More info needed in the docs regarding torch_settings: device:

EDIT:
I found the reason but couldn’t find any reference to this in the documentation in the git, if any Unity dev see’s this, pleas can you shed some light or add more info in the docs please?
So i’m changing the title tag to - feedback

ORIGINAL:
I’m training with a server build (on my PC) with the --no-graphics command, but my GPU is still being utilized at +90%.
I don’t have visual observations.
I didn’t set ML Agents to train on the GPU, and my agents are set up to use Burst.

Is this normal?
Is ML Agents training on the GPU automatically?

I’m not sure why you’re getting GPU usage on a dedicated server build, but one thing I have noticed is that the Update rate is really high on my own dedicated server builds (200-300fps), and uses up all available CPU. I usually drop Update rate to about 10fps, by setting Application.targetFrameRate`, e.g. see peaceful-pie/PeacefulPie/Simulation.cs at 442b2a9ffce43ab0923ad642176a46eb53457e64 · hughperkins/peaceful-pie · GitHub (this code also shows one way to detect when running as a dedicated server, i.e. peaceful-pie/PeacefulPie/Simulation.cs at 442b2a9ffce43ab0923ad642176a46eb53457e64 · hughperkins/peaceful-pie · GitHub )

1 Like

I found why,
the config file torch settings were set to

torch_settings:
device: null

which for some reason made the trainer use the GPU, I searched the git repo for this settings but only found this page that doesn’t say much.

if anyone knows where can I get more info about this it would be appreciated!

Ah, torch is the library that’s used for running the neural network. You probably want that to be using the gpu, if you have one: it should run faster.

**EXERCISE PROMPT:**
Please continue the forum thread on ML Agents using the GPU through torch_settings, starting after its last reply.

[Element and coordinate data]
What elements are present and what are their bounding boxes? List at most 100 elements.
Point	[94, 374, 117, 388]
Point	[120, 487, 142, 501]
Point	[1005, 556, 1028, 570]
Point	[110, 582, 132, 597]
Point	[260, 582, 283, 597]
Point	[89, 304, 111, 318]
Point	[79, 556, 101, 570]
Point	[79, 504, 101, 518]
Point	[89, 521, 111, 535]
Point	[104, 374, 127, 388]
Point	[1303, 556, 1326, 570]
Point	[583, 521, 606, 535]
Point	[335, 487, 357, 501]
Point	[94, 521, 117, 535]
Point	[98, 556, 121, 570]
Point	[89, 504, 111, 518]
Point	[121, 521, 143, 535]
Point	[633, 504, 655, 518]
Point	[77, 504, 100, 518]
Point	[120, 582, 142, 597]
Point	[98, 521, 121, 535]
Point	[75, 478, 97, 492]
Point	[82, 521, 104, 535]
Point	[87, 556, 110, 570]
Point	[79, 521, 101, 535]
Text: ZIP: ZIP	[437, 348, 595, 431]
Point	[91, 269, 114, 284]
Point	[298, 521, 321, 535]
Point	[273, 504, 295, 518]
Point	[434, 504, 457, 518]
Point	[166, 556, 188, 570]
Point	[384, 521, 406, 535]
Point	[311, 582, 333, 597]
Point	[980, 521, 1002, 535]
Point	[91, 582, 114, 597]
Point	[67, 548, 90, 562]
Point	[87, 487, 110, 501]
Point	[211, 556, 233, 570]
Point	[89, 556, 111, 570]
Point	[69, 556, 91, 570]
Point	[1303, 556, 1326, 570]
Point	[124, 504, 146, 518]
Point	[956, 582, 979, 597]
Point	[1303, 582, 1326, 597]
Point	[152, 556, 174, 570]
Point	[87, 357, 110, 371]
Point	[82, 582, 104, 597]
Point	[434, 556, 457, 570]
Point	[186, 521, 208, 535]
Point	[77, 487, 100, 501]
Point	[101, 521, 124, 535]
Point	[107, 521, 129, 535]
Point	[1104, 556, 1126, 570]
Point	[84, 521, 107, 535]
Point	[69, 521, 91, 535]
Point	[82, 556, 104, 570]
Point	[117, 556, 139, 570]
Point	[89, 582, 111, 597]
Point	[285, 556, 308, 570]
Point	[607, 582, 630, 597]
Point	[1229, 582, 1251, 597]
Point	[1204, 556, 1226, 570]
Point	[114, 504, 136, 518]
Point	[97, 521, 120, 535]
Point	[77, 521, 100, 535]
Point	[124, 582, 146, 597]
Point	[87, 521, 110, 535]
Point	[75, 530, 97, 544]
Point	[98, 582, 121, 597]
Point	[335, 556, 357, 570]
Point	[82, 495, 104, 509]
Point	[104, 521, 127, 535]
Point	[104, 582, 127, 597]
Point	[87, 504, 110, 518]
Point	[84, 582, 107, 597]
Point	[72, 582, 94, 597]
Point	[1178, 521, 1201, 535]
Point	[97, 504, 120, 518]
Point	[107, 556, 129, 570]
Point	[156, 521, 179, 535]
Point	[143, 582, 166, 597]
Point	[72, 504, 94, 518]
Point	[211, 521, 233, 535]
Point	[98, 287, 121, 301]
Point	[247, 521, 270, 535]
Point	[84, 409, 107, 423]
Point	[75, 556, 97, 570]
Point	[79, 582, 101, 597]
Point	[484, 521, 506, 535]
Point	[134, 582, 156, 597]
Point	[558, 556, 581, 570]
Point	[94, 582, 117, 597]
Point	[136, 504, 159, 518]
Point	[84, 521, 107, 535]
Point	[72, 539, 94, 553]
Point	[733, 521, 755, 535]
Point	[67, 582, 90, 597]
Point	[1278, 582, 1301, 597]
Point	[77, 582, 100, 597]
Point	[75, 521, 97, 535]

**EXERCISE OUTPUT:**
I’m not sure what inforation you are looking for for this, but eg the pytorch doc on device is here: Tensor Attributes — PyTorch 2.4 documentation. I think that setting it to null making it use the gpu is probably a Unity thing. (normally, it defaults to cpu, in torch, I think, but defaulting to gpu definitely makes sense, for best performance)

Thanks!!

I found a few references on line that states that using the GPU with ppo doesn’t really make a difference, sometimes even worse.
2 examples

I read some more in the past

Depends on the size of your network. But yeah, with a few rays as input, and using a small stack of Linear layers for the network, gpu is not going to change much.

If you start feeding images into your network, and you start using convolutional layers, then gpu becomes more useful.

Not that you will get better results using images - in fact, everything will just learn much more slowly - but depends on what you are trying to do.

Oh, I see, as you say, looks like the mlagents implementation of PPO is not optimized for GPU, Using CPU vs GPU in training with ML-Agents · Issue #1246 · Unity-Technologies/ml-agents · GitHub. Interesting.

I’m updating this again because I did some tests to see if it is faster with the CPU or GPU settings,
I noticed a significant increase in performance with the GPU, the CPU setting was much slower to update the policy (I didn’t save statistics).

just for reference the agent network size is 400 units & 2 hidden layers
It has a total of 649 observations inputs
and 1 bool & x2 Vector3 outputs

Interesting. Glad that GPU does work on mlagents PPO :slight_smile:

My own experience is that for small networks, yes, the learning phase of the policy will be slightly faster on GPU than on CPU, but still fairly small relative to time to run the game. With Nature-CNN sized networks, e.g. stable-baselines3/stable_baselines3/common/torch_layers.py at bea3c44ba52278ec755af0179859b04ab80cdcaf · DLR-RM/stable-baselines3 · GitHub , then running on CPU becomes prohibitively slow (3-5 minutes pauses per learning phase…), and GPU becomes vastly preferable.

(actually, re-reading this, I guess 649 inputs is quite a lot :slight_smile: )